--- Task details ---
Return each line holding the string "planeada".

--- Records for this task ---
⁂

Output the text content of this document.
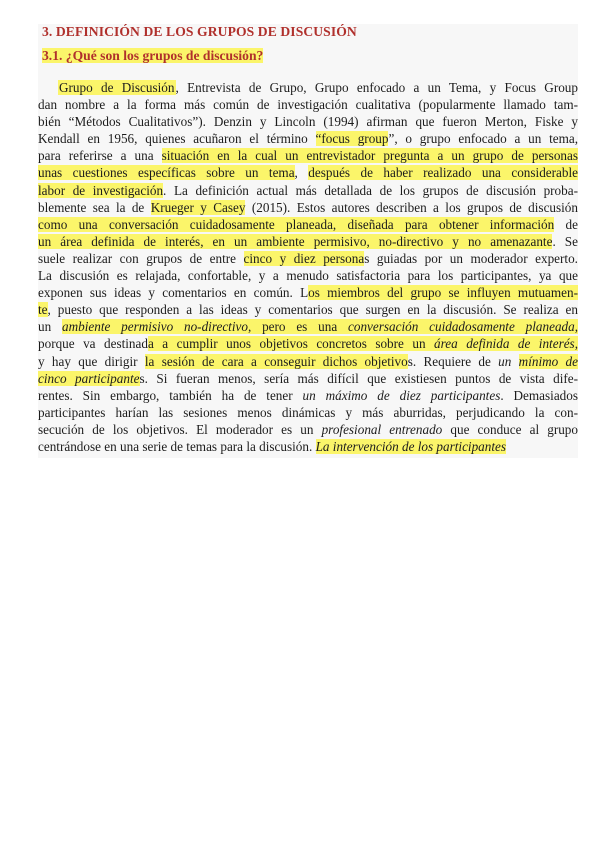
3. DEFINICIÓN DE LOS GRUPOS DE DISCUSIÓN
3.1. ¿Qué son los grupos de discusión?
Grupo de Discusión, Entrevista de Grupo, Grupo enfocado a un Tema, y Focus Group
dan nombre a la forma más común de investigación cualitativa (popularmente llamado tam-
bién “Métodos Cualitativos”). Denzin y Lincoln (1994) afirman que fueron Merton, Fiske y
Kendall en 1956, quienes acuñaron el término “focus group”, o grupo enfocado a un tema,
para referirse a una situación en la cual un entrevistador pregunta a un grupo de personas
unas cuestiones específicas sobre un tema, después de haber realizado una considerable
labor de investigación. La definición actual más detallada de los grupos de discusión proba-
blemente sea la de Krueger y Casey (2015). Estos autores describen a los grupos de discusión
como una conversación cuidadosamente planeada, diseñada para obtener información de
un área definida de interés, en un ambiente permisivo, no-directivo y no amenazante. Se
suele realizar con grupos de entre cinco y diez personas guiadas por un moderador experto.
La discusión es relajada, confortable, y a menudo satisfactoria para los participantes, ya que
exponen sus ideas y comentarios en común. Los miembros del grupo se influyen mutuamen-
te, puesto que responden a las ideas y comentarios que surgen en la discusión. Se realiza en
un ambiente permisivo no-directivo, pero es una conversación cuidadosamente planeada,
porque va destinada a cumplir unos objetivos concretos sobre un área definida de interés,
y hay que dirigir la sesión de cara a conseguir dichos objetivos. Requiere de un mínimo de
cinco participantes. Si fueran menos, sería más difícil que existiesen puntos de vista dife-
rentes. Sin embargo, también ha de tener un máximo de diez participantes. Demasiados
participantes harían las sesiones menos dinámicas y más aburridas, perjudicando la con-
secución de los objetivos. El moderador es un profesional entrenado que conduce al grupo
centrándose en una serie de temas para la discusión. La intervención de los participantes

⁂

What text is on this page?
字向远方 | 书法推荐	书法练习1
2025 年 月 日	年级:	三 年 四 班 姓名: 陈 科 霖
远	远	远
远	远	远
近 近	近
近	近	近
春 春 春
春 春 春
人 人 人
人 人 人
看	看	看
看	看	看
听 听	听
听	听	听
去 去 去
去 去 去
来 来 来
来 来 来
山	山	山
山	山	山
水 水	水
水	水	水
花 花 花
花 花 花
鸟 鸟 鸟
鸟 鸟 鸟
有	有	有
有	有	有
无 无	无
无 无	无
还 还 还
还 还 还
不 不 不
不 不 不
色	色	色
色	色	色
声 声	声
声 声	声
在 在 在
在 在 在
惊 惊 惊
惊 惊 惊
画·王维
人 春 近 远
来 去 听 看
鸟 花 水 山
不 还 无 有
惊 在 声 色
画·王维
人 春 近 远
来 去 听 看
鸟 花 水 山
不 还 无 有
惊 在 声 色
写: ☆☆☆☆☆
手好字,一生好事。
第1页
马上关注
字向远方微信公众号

⁂

--- The result ---
como una conversación cuidadosamente planeada, diseñada para obtener información de
un ambiente permisivo no-directivo, pero es una conversación cuidadosamente planeada,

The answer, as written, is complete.